* _Exercise prompt_
Your task is to output the data exactly as it stands.

::: Input material

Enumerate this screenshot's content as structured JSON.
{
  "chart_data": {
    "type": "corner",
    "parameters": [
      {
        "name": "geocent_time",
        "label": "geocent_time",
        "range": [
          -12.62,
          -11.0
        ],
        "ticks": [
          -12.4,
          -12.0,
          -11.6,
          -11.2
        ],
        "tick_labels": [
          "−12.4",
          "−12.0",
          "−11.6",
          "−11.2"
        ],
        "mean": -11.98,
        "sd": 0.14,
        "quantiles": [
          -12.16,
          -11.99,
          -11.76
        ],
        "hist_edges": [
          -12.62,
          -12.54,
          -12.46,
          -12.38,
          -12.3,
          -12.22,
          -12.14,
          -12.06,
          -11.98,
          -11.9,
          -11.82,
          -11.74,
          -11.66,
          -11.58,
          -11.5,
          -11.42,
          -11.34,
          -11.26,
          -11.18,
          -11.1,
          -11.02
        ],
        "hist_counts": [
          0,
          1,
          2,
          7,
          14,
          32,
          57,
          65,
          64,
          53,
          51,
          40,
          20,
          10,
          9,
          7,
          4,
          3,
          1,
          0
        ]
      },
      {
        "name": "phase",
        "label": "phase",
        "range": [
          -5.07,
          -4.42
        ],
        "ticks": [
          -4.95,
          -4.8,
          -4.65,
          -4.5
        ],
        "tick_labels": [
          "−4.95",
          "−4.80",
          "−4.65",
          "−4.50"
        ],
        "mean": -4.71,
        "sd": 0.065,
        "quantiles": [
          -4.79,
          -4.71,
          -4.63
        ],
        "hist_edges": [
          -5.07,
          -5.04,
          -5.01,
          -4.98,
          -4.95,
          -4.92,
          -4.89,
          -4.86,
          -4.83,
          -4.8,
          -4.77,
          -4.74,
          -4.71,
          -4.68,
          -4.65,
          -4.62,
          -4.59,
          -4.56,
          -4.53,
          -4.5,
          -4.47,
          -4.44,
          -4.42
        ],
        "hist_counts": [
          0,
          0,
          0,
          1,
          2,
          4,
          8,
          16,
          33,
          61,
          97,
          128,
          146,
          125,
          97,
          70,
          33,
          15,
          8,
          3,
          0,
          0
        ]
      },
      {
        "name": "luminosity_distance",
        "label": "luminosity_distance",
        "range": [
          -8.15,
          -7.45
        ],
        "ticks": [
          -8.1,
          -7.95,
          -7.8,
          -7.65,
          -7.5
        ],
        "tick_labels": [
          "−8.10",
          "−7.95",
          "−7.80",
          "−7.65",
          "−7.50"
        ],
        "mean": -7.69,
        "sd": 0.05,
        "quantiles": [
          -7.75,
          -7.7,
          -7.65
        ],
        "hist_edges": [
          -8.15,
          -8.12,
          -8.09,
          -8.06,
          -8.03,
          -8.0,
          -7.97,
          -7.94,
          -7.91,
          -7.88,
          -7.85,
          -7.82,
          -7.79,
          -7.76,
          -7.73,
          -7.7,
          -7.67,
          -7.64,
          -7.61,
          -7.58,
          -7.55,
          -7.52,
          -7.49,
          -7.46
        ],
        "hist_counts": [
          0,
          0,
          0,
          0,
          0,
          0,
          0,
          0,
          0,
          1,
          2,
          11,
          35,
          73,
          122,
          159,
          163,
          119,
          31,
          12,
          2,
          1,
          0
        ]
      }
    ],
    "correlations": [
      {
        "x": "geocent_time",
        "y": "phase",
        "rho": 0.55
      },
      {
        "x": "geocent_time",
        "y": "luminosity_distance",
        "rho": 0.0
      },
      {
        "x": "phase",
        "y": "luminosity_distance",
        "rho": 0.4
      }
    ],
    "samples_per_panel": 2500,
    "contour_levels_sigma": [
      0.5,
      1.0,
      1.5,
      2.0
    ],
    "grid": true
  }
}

::::::

* _Exercise answer_
Enumerate this screenshot's content as structured JSON.
{
  "chart_data": {
    "type": "corner",
    "parameters": [
      {
        "name": "geocent_time",
        "label": "geocent_time",
        "range": [
          -12.62,
          -11.0
        ],
        "ticks": [
          -12.4,
          -12.0,
          -11.6,
          -11.2
        ],
        "tick_labels": [
          "−12.4",
          "−12.0",
          "−11.6",
          "−11.2"
        ],
        "mean": -11.98,
        "sd": 0.14,
        "quantiles": [
          -12.16,
          -11.99,
          -11.76
        ],
        "hist_edges": [
          -12.62,
          -12.54,
          -12.46,
          -12.38,
          -12.3,
          -12.22,
          -12.14,
          -12.06,
          -11.98,
          -11.9,
          -11.82,
          -11.74,
          -11.66,
          -11.58,
          -11.5,
          -11.42,
          -11.34,
          -11.26,
          -11.18,
          -11.1,
          -11.02
        ],
        "hist_counts": [
          0,
          1,
          2,
          7,
          14,
          32,
          57,
          65,
          64,
          53,
          51,
          40,
          20,
          10,
          9,
          7,
          4,
          3,
          1,
          0
        ]
      },
      {
        "name": "phase",
        "label": "phase",
        "range": [
          -5.07,
          -4.42
        ],
        "ticks": [
          -4.95,
          -4.8,
          -4.65,
          -4.5
        ],
        "tick_labels": [
          "−4.95",
          "−4.80",
          "−4.65",
          "−4.50"
        ],
        "mean": -4.71,
        "sd": 0.065,
        "quantiles": [
          -4.79,
          -4.71,
          -4.63
        ],
        "hist_edges": [
          -5.07,
          -5.04,
          -5.01,
          -4.98,
          -4.95,
          -4.92,
          -4.89,
          -4.86,
          -4.83,
          -4.8,
          -4.77,
          -4.74,
          -4.71,
          -4.68,
          -4.65,
          -4.62,
          -4.59,
          -4.56,
          -4.53,
          -4.5,
          -4.47,
          -4.44,
          -4.42
        ],
        "hist_counts": [
          0,
          0,
          0,
          1,
          2,
          4,
          8,
          16,
          33,
          61,
          97,
          128,
          146,
          125,
          97,
          70,
          33,
          15,
          8,
          3,
          0,
          0
        ]
      },
      {
        "name": "luminosity_distance",
        "label": "luminosity_distance",
        "range": [
          -8.15,
          -7.45
        ],
        "ticks": [
          -8.1,
          -7.95,
          -7.8,
          -7.65,
          -7.5
        ],
        "tick_labels": [
          "−8.10",
          "−7.95",
          "−7.80",
          "−7.65",
          "−7.50"
        ],
        "mean": -7.69,
        "sd": 0.05,
        "quantiles": [
          -7.75,
          -7.7,
          -7.65
        ],
        "hist_edges": [
          -8.15,
          -8.12,
          -8.09,
          -8.06,
          -8.03,
          -8.0,
          -7.97,
          -7.94,
          -7.91,
          -7.88,
          -7.85,
          -7.82,
          -7.79,
          -7.76,
          -7.73,
          -7.7,
          -7.67,
          -7.64,
          -7.61,
          -7.58,
          -7.55,
          -7.52,
          -7.49,
          -7.46
        ],
        "hist_counts": [
          0,
          0,
          0,
          0,
          0,
          0,
          0,
          0,
          0,
          1,
          2,
          11,
          35,
          73,
          122,
          159,
          163,
          119,
          31,
          12,
          2,
          1,
          0
        ]
      }
    ],
    "correlations": [
      {
        "x": "geocent_time",
        "y": "phase",
        "rho": 0.55
      },
      {
        "x": "geocent_time",
        "y": "luminosity_distance",
        "rho": 0.0
      },
      {
        "x": "phase",
        "y": "luminosity_distance",
        "rho": 0.4
      }
    ],
    "samples_per_panel": 2500,
    "contour_levels_sigma": [
      0.5,
      1.0,
      1.5,
      2.0
    ],
    "grid": true
  }
}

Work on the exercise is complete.